** TEXTE D'ÉTUDE **
◆ ◆ ◆ ◆ ◆
Les raisons d’une intervention musclée
Cette suspension s’appuie sur des griefs majeurs accumulés ces derniers mois. Le ministère pointe d’abord de graves irrégularités administratives, avec des ligues et associations votantes dépourvues de reconnaissance juridique. Le climat électoral était également délétère : Pierre-Alain Mounguengui se retrouvait seul candidat en lice après le rejet des dossiers de tous ses adversaires par la commission électorale, une situation vivement critiquée par l’ANFPG. Enfin, le naufrage des Panthères lors de la CAN 2025 (0 point au compteur) a fini de convaincre les autorités de la nécessité de nettoyer la gouvernance actuelle.
Vers une restructuration profonde
Le ministère ne compte pas laisser le football gabonais dans le vide. Une opération « Papiers pour tous » va être lancée via un guichet unique Sports-Intérieur pour régulariser, sous six mois, la situation de toutes les entités sportives. Pour ne pas paralyser le secteur, le championnat national est maintenu, préservant ainsi l’activité des joueurs et l’économie locale.
◆ ◆ ◆ ◆ ◆
** DONNÉES ENREGISTRÉES **
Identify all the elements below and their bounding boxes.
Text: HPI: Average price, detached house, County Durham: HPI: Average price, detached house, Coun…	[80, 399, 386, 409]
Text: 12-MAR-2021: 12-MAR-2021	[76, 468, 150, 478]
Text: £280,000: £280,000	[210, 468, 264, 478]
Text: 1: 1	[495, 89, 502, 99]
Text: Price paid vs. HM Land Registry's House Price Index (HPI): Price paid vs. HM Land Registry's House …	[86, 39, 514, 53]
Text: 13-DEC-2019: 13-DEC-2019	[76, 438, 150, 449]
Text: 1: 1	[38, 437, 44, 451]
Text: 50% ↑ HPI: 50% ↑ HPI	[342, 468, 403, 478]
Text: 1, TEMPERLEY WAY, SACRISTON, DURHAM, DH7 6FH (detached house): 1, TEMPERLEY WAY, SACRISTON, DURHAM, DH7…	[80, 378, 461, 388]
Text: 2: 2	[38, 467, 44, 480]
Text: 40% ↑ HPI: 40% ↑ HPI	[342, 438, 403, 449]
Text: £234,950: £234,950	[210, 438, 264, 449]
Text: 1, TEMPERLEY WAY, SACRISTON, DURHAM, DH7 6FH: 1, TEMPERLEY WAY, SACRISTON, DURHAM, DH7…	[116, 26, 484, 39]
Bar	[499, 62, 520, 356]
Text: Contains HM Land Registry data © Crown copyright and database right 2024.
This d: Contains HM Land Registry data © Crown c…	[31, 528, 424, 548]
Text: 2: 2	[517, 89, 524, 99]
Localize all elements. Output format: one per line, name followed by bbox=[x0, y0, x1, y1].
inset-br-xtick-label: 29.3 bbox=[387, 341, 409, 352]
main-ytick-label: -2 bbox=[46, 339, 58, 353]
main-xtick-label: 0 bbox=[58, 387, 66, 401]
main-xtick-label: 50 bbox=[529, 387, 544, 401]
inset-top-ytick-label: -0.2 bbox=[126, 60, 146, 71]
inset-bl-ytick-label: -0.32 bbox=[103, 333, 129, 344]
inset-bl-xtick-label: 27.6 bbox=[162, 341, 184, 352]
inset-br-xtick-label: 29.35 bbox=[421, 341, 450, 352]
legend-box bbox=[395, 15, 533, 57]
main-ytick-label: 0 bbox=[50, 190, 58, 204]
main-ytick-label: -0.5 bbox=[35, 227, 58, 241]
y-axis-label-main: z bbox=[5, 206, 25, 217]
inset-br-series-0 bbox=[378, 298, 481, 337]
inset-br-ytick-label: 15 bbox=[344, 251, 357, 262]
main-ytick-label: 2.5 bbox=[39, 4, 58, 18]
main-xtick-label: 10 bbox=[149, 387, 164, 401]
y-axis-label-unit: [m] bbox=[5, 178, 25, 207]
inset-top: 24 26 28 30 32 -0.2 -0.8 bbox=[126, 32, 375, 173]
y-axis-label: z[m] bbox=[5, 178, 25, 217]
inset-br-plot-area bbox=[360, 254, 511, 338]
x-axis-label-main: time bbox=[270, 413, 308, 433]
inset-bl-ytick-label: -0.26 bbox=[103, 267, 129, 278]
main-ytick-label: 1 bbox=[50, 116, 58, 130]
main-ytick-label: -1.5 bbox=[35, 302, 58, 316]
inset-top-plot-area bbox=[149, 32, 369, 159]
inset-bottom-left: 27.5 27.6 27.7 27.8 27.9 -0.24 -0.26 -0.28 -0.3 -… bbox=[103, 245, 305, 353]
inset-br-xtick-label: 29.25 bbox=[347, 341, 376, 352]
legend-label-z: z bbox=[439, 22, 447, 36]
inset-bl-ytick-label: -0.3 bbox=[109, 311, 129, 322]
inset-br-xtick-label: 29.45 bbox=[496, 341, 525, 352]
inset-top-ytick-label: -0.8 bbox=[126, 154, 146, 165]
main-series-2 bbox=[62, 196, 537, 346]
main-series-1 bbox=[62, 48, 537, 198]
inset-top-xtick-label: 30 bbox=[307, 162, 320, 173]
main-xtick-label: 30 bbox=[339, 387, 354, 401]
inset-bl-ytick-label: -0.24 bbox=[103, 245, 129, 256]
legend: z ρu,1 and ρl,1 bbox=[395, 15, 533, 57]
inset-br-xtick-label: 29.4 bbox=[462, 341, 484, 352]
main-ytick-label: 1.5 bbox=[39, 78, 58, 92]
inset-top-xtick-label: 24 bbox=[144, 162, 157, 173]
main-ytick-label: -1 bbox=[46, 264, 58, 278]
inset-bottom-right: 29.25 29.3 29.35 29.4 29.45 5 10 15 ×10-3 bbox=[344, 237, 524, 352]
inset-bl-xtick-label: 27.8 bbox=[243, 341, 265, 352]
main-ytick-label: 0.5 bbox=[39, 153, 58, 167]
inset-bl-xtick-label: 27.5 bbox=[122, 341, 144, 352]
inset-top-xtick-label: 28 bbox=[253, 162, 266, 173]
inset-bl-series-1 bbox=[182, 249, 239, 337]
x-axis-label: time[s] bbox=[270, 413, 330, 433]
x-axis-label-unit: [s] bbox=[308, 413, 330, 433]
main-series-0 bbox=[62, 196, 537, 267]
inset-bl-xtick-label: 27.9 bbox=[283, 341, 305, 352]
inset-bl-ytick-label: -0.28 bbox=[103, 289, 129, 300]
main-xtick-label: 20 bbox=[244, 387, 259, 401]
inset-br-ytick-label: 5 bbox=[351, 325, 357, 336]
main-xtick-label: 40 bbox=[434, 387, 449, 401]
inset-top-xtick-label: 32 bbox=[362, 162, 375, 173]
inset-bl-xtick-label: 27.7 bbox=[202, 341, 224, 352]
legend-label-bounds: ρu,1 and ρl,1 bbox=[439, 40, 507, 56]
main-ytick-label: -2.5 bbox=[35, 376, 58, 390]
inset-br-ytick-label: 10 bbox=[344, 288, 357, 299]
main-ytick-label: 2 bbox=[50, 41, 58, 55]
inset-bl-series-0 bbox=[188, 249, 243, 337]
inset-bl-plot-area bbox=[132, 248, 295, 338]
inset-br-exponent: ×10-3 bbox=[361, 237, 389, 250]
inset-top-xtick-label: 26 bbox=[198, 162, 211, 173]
◆ ◆ ◆ ◆ ◆
** CONSIGNES DE TRAVAIL **
Reprenez, s'il vous plaît, le passage du texte d'étude allant de « Les raisons d’une » jusqu'à « la gouvernance actuelle. », en renommant « commission électorale » en « commission de recours ».

** RÉSULTAT CI-DESSOUS **
Les raisons d’une intervention musclée
Cette suspension s’appuie sur des griefs majeurs accumulés ces derniers mois. Le ministère pointe d’abord de graves irrégularités administratives, avec des ligues et associations votantes dépourvues de reconnaissance juridique. Le climat électoral était également délétère : Pierre-Alain Mounguengui se retrouvait seul candidat en lice après le rejet des dossiers de tous ses adversaires par la commission de recours, une situation vivement critiquée par l’ANFPG. Enfin, le naufrage des Panthères lors de la CAN 2025 (0 point au compteur) a fini de convaincre les autorités de la nécessité de nettoyer la gouvernance actuelle.